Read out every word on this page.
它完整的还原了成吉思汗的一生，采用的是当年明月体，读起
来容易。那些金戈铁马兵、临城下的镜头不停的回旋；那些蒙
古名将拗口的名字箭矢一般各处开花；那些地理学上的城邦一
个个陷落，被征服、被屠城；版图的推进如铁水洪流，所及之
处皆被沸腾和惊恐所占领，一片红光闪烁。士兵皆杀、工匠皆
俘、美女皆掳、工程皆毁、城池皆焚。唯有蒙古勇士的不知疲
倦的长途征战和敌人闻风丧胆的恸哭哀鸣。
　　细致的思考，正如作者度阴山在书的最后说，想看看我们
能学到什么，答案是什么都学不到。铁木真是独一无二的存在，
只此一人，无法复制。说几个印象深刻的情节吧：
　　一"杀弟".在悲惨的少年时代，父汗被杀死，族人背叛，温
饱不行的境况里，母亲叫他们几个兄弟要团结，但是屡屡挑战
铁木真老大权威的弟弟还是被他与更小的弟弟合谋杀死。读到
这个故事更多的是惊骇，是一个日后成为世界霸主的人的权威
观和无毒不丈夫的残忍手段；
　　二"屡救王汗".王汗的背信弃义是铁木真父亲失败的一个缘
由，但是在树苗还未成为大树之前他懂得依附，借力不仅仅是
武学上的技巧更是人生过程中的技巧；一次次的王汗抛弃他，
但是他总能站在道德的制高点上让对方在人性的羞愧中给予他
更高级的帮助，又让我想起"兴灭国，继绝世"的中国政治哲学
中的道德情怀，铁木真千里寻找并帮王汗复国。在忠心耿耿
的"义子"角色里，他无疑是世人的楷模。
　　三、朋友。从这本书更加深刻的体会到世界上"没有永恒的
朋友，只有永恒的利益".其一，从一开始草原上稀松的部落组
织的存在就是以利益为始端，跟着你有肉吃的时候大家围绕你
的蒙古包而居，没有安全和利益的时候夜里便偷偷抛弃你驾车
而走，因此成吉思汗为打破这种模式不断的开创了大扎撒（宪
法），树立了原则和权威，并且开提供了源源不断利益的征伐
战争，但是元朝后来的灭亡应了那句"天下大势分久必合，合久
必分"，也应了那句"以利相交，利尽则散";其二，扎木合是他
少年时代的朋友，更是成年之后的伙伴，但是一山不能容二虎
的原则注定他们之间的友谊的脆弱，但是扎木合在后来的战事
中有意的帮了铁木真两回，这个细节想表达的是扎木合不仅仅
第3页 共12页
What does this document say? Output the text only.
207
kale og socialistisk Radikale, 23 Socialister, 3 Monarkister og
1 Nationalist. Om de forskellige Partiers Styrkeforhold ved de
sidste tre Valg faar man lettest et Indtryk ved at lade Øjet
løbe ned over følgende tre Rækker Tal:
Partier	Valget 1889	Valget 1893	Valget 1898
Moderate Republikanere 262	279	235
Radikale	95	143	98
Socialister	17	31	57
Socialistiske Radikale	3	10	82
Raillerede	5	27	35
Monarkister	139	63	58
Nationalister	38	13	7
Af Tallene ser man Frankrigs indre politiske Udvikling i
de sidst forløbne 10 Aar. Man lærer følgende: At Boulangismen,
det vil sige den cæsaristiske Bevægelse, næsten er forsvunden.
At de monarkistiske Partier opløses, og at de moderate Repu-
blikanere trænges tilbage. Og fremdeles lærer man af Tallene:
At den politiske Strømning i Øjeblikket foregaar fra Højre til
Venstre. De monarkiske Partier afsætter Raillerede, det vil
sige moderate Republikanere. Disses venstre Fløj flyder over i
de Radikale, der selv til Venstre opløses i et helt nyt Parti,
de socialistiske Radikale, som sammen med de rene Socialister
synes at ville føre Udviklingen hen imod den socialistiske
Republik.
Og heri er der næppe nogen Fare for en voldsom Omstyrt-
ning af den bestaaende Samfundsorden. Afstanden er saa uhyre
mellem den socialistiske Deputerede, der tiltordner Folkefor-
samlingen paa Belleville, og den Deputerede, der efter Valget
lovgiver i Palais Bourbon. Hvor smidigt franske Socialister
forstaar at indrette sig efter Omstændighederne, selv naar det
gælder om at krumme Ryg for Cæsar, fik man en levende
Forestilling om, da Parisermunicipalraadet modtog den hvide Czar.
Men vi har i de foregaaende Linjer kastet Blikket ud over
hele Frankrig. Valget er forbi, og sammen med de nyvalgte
------------------------------------------------------------
### What you are asked to do
Repeat the material from above exactly, word for word.

### Problem solution
Read out every word on this page.
它完整的还原了成吉思汗的一生，采用的是当年明月体，读起
来容易。那些金戈铁马兵、临城下的镜头不停的回旋；那些蒙
古名将拗口的名字箭矢一般各处开花；那些地理学上的城邦一
个个陷落，被征服、被屠城；版图的推进如铁水洪流，所及之
处皆被沸腾和惊恐所占领，一片红光闪烁。士兵皆杀、工匠皆
俘、美女皆掳、工程皆毁、城池皆焚。唯有蒙古勇士的不知疲
倦的长途征战和敌人闻风丧胆的恸哭哀鸣。
　　细致的思考，正如作者度阴山在书的最后说，想看看我们
能学到什么，答案是什么都学不到。铁木真是独一无二的存在，
只此一人，无法复制。说几个印象深刻的情节吧：
　　一"杀弟".在悲惨的少年时代，父汗被杀死，族人背叛，温
饱不行的境况里，母亲叫他们几个兄弟要团结，但是屡屡挑战
铁木真老大权威的弟弟还是被他与更小的弟弟合谋杀死。读到
这个故事更多的是惊骇，是一个日后成为世界霸主的人的权威
观和无毒不丈夫的残忍手段；
　　二"屡救王汗".王汗的背信弃义是铁木真父亲失败的一个缘
由，但是在树苗还未成为大树之前他懂得依附，借力不仅仅是
武学上的技巧更是人生过程中的技巧；一次次的王汗抛弃他，
但是他总能站在道德的制高点上让对方在人性的羞愧中给予他
更高级的帮助，又让我想起"兴灭国，继绝世"的中国政治哲学
中的道德情怀，铁木真千里寻找并帮王汗复国。在忠心耿耿
的"义子"角色里，他无疑是世人的楷模。
　　三、朋友。从这本书更加深刻的体会到世界上"没有永恒的
朋友，只有永恒的利益".其一，从一开始草原上稀松的部落组
织的存在就是以利益为始端，跟着你有肉吃的时候大家围绕你
的蒙古包而居，没有安全和利益的时候夜里便偷偷抛弃你驾车
而走，因此成吉思汗为打破这种模式不断的开创了大扎撒（宪
法），树立了原则和权威，并且开提供了源源不断利益的征伐
战争，但是元朝后来的灭亡应了那句"天下大势分久必合，合久
必分"，也应了那句"以利相交，利尽则散";其二，扎木合是他
少年时代的朋友，更是成年之后的伙伴，但是一山不能容二虎
的原则注定他们之间的友谊的脆弱，但是扎木合在后来的战事
中有意的帮了铁木真两回，这个细节想表达的是扎木合不仅仅
第3页 共12页
What does this document say? Output the text only.
207
kale og socialistisk Radikale, 23 Socialister, 3 Monarkister og
1 Nationalist. Om de forskellige Partiers Styrkeforhold ved de
sidste tre Valg faar man lettest et Indtryk ved at lade Øjet
løbe ned over følgende tre Rækker Tal:
Partier	Valget 1889	Valget 1893	Valget 1898
Moderate Republikanere 262	279	235
Radikale	95	143	98
Socialister	17	31	57
Socialistiske Radikale	3	10	82
Raillerede	5	27	35
Monarkister	139	63	58
Nationalister	38	13	7
Af Tallene ser man Frankrigs indre politiske Udvikling i
de sidst forløbne 10 Aar. Man lærer følgende: At Boulangismen,
det vil sige den cæsaristiske Bevægelse, næsten er forsvunden.
At de monarkistiske Partier opløses, og at de moderate Repu-
blikanere trænges tilbage. Og fremdeles lærer man af Tallene:
At den politiske Strømning i Øjeblikket foregaar fra Højre til
Venstre. De monarkiske Partier afsætter Raillerede, det vil
sige moderate Republikanere. Disses venstre Fløj flyder over i
de Radikale, der selv til Venstre opløses i et helt nyt Parti,
de socialistiske Radikale, som sammen med de rene Socialister
synes at ville føre Udviklingen hen imod den socialistiske
Republik.
Og heri er der næppe nogen Fare for en voldsom Omstyrt-
ning af den bestaaende Samfundsorden. Afstanden er saa uhyre
mellem den socialistiske Deputerede, der tiltordner Folkefor-
samlingen paa Belleville, og den Deputerede, der efter Valget
lovgiver i Palais Bourbon. Hvor smidigt franske Socialister
forstaar at indrette sig efter Omstændighederne, selv naar det
gælder om at krumme Ryg for Cæsar, fik man en levende
Forestilling om, da Parisermunicipalraadet modtog den hvide Czar.
Men vi har i de foregaaende Linjer kastet Blikket ud over
hele Frankrig. Valget er forbi, og sammen med de nyvalgte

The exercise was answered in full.